> _Problem description_: Write out each line of the items below, changing no character.

> _Data rows_:
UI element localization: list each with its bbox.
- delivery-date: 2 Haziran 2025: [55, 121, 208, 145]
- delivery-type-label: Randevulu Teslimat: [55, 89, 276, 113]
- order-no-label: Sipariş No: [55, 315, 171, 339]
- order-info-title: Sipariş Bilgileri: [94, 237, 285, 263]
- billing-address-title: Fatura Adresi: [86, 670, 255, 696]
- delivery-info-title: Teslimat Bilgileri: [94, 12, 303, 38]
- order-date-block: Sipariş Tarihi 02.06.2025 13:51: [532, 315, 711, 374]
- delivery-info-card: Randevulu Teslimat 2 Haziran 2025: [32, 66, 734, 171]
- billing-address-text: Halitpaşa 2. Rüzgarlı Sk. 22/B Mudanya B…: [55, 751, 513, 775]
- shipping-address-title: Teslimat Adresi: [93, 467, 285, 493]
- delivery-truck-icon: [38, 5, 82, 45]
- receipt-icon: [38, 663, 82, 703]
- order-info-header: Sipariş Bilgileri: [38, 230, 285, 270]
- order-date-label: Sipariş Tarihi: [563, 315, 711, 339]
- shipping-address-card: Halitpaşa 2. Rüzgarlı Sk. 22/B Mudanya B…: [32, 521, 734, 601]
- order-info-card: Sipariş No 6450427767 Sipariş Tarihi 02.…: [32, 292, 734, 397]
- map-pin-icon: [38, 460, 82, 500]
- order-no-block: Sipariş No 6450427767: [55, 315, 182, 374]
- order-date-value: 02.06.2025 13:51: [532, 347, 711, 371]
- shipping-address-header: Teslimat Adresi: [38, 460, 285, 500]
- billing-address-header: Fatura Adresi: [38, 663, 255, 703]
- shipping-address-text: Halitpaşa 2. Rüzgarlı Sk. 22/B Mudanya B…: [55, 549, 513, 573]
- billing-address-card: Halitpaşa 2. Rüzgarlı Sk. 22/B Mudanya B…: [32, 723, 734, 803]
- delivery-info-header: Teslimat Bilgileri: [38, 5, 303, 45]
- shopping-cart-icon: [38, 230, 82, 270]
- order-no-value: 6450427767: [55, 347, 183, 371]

> _Complete response_:
UI element localization: list each with its bbox.
- delivery-date: 2 Haziran 2025: [55, 121, 208, 145]
- delivery-type-label: Randevulu Teslimat: [55, 89, 276, 113]
- order-no-label: Sipariş No: [55, 315, 171, 339]
- order-info-title: Sipariş Bilgileri: [94, 237, 285, 263]
- billing-address-title: Fatura Adresi: [86, 670, 255, 696]
- delivery-info-title: Teslimat Bilgileri: [94, 12, 303, 38]
- order-date-block: Sipariş Tarihi 02.06.2025 13:51: [532, 315, 711, 374]
- delivery-info-card: Randevulu Teslimat 2 Haziran 2025: [32, 66, 734, 171]
- billing-address-text: Halitpaşa 2. Rüzgarlı Sk. 22/B Mudanya B…: [55, 751, 513, 775]
- shipping-address-title: Teslimat Adresi: [93, 467, 285, 493]
- delivery-truck-icon: [38, 5, 82, 45]
- receipt-icon: [38, 663, 82, 703]
- order-info-header: Sipariş Bilgileri: [38, 230, 285, 270]
- order-date-label: Sipariş Tarihi: [563, 315, 711, 339]
- shipping-address-card: Halitpaşa 2. Rüzgarlı Sk. 22/B Mudanya B…: [32, 521, 734, 601]
- order-info-card: Sipariş No 6450427767 Sipariş Tarihi 02.…: [32, 292, 734, 397]
- map-pin-icon: [38, 460, 82, 500]
- order-no-block: Sipariş No 6450427767: [55, 315, 182, 374]
- order-date-value: 02.06.2025 13:51: [532, 347, 711, 371]
- shipping-address-header: Teslimat Adresi: [38, 460, 285, 500]
- billing-address-header: Fatura Adresi: [38, 663, 255, 703]
- shipping-address-text: Halitpaşa 2. Rüzgarlı Sk. 22/B Mudanya B…: [55, 549, 513, 573]
- billing-address-card: Halitpaşa 2. Rüzgarlı Sk. 22/B Mudanya B…: [32, 723, 734, 803]
- delivery-info-header: Teslimat Bilgileri: [38, 5, 303, 45]
- shopping-cart-icon: [38, 230, 82, 270]
- order-no-value: 6450427767: [55, 347, 183, 371]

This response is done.